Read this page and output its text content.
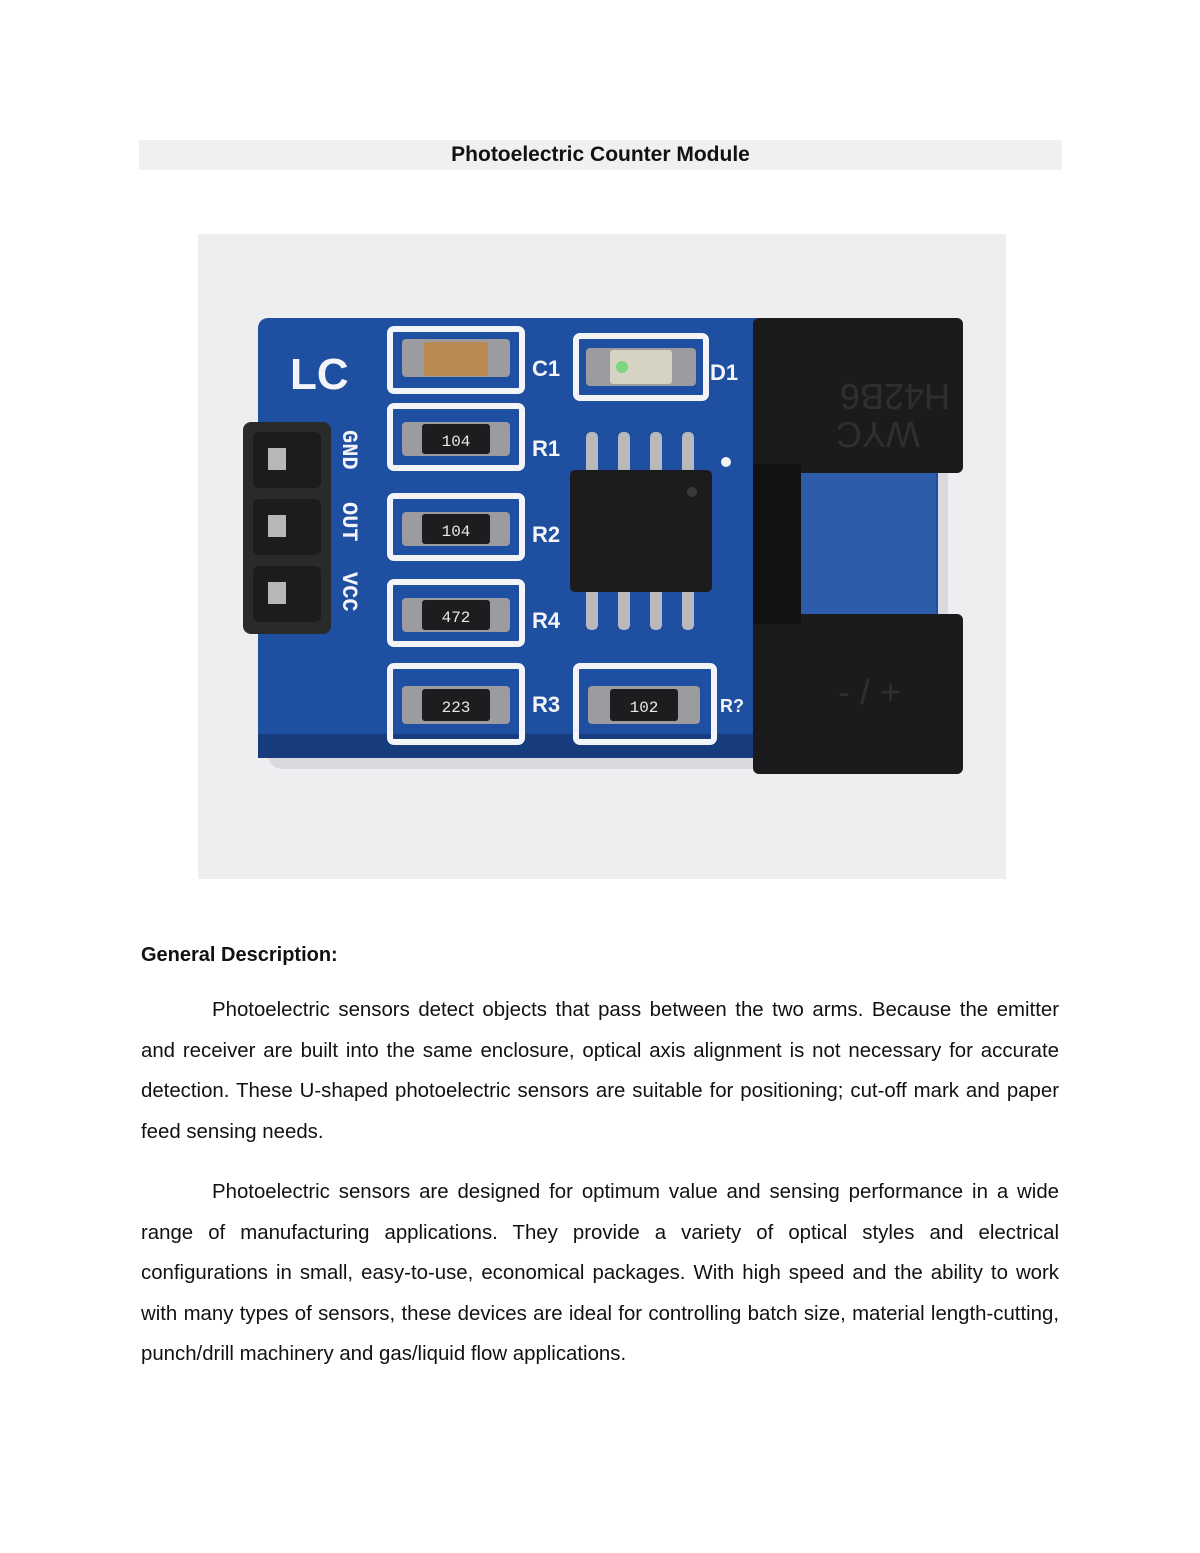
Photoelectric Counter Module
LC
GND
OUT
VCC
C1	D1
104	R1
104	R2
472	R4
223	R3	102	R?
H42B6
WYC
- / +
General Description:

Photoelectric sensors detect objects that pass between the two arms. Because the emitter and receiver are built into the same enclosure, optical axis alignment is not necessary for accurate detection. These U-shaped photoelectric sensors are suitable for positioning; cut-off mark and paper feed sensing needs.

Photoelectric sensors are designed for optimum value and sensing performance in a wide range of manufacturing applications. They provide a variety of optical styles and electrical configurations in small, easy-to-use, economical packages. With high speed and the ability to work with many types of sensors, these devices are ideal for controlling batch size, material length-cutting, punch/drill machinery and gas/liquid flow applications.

...

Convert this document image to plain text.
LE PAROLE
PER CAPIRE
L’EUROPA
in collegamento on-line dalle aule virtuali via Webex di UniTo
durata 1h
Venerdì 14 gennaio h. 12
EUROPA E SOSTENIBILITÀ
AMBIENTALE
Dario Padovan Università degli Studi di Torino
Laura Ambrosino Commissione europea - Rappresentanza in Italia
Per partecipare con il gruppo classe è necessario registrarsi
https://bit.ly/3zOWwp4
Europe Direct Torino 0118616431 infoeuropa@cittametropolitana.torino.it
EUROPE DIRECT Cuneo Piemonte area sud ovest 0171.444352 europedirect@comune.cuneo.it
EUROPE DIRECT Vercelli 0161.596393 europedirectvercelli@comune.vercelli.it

_Required work:_
Of the lines in the data, how many hold the string "Photoelectric"? State the number, nothing else.

_Result of this exercise:_
3